> **SUPPLIED RECORDS**:
>>>>>

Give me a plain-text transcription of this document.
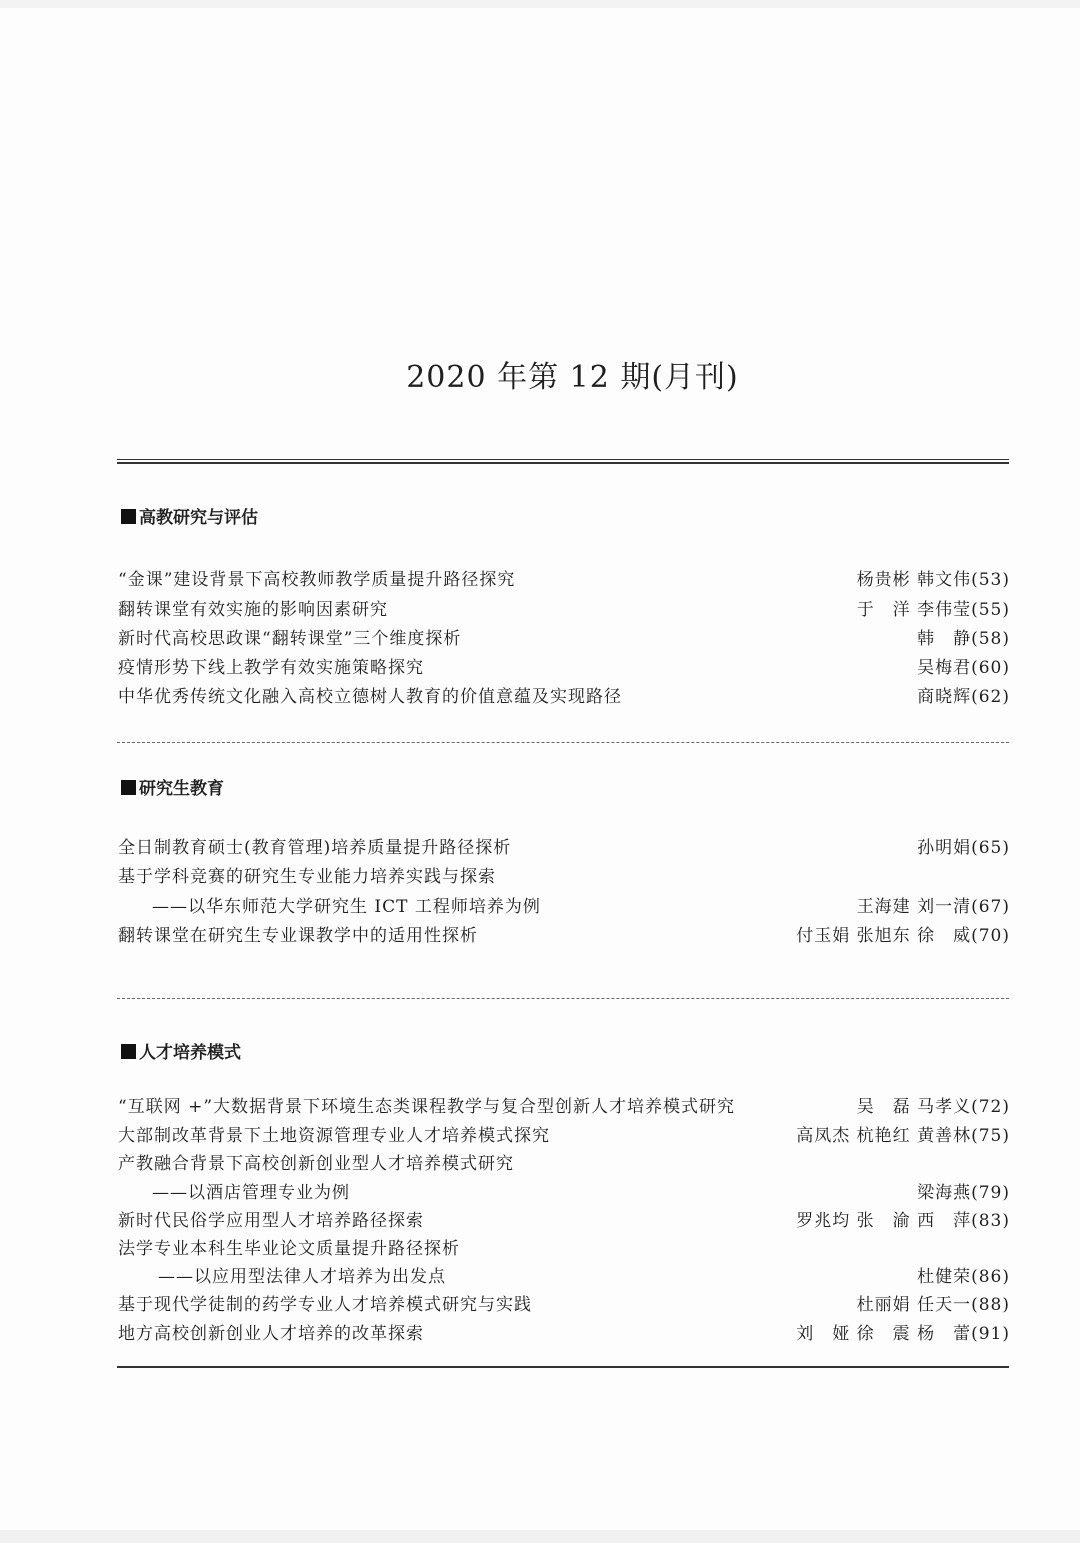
2020 年第 12 期(月刊)
高教研究与评估
“金课”建设背景下高校教师教学质量提升路径探究	杨贵彬 韩文伟(53)
翻转课堂有效实施的影响因素研究	于　洋 李伟莹(55)
新时代高校思政课“翻转课堂”三个维度探析	韩　静(58)
疫情形势下线上教学有效实施策略探究	吴梅君(60)
中华优秀传统文化融入高校立德树人教育的价值意蕴及实现路径	商晓辉(62)
研究生教育
全日制教育硕士(教育管理)培养质量提升路径探析	孙明娟(65)
基于学科竞赛的研究生专业能力培养实践与探索
——以华东师范大学研究生 ICT 工程师培养为例	王海建 刘一清(67)
翻转课堂在研究生专业课教学中的适用性探析	付玉娟 张旭东 徐　威(70)
人才培养模式
“互联网 +”大数据背景下环境生态类课程教学与复合型创新人才培养模式研究	吴　磊 马孝义(72)
大部制改革背景下土地资源管理专业人才培养模式探究	高凤杰 杭艳红 黄善林(75)
产教融合背景下高校创新创业型人才培养模式研究
——以酒店管理专业为例	梁海燕(79)
新时代民俗学应用型人才培养路径探索	罗兆均 张　渝 西　萍(83)
法学专业本科生毕业论文质量提升路径探析
——以应用型法律人才培养为出发点	杜健荣(86)
基于现代学徒制的药学专业人才培养模式研究与实践	杜丽娟 任天一(88)
地方高校创新创业人才培养的改革探索	刘　娅 徐　震 杨　蕾(91)
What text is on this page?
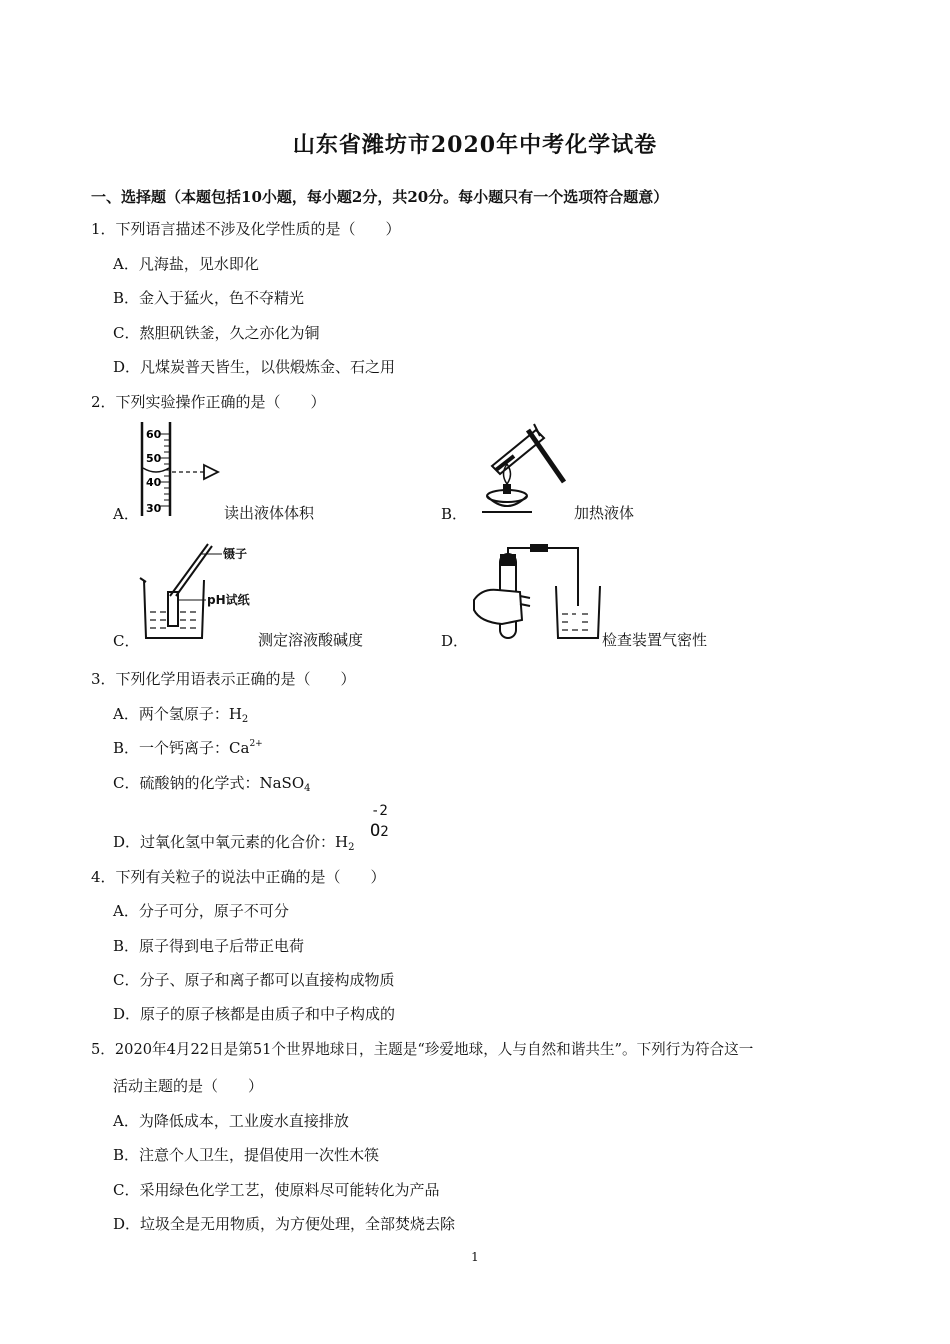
山东省潍坊市2020年中考化学试卷
一、选择题（本题包括10小题，每小题2分，共20分。每小题只有一个选项符合题意）
1．下列语言描述不涉及化学性质的是（　　）
A．凡海盐，见水即化
B．金入于猛火，色不夺精光
C．熬胆矾铁釜，久之亦化为铜
D．凡煤炭普天皆生，以供煅炼金、石之用
2．下列实验操作正确的是（　　）
60
50
40
30
A．	读出液体体积	B．	加热液体
镊子
pH试纸
C．	测定溶液酸碱度	D．	检查装置气密性
3．下列化学用语表示正确的是（　　）
A．两个氢原子：$H_2$
B．一个钙离子：$Ca^{2+}$
C．硫酸钠的化学式：NaSO$_4$
D．过氧化氢中氧元素的化合价：$H_2$
-2
O2
4．下列有关粒子的说法中正确的是（　　）
A．分子可分，原子不可分
B．原子得到电子后带正电荷
C．分子、原子和离子都可以直接构成物质
D．原子的原子核都是由质子和中子构成的
5．2020年4月22日是第51个世界地球日，主题是“珍爱地球，人与自然和谐共生”。下列行为符合这一
活动主题的是（　　）
A．为降低成本，工业废水直接排放
B．注意个人卫生，提倡使用一次性木筷
C．采用绿色化学工艺，使原料尽可能转化为产品
D．垃圾全是无用物质，为方便处理，全部焚烧去除
1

<<<<<

> **WHAT IS NEEDED**:
Pull out all lines of the data with the string "text".

> **EXERCISE OUTPUT**:
Give me a plain-text transcription of this document.
What text is on this page?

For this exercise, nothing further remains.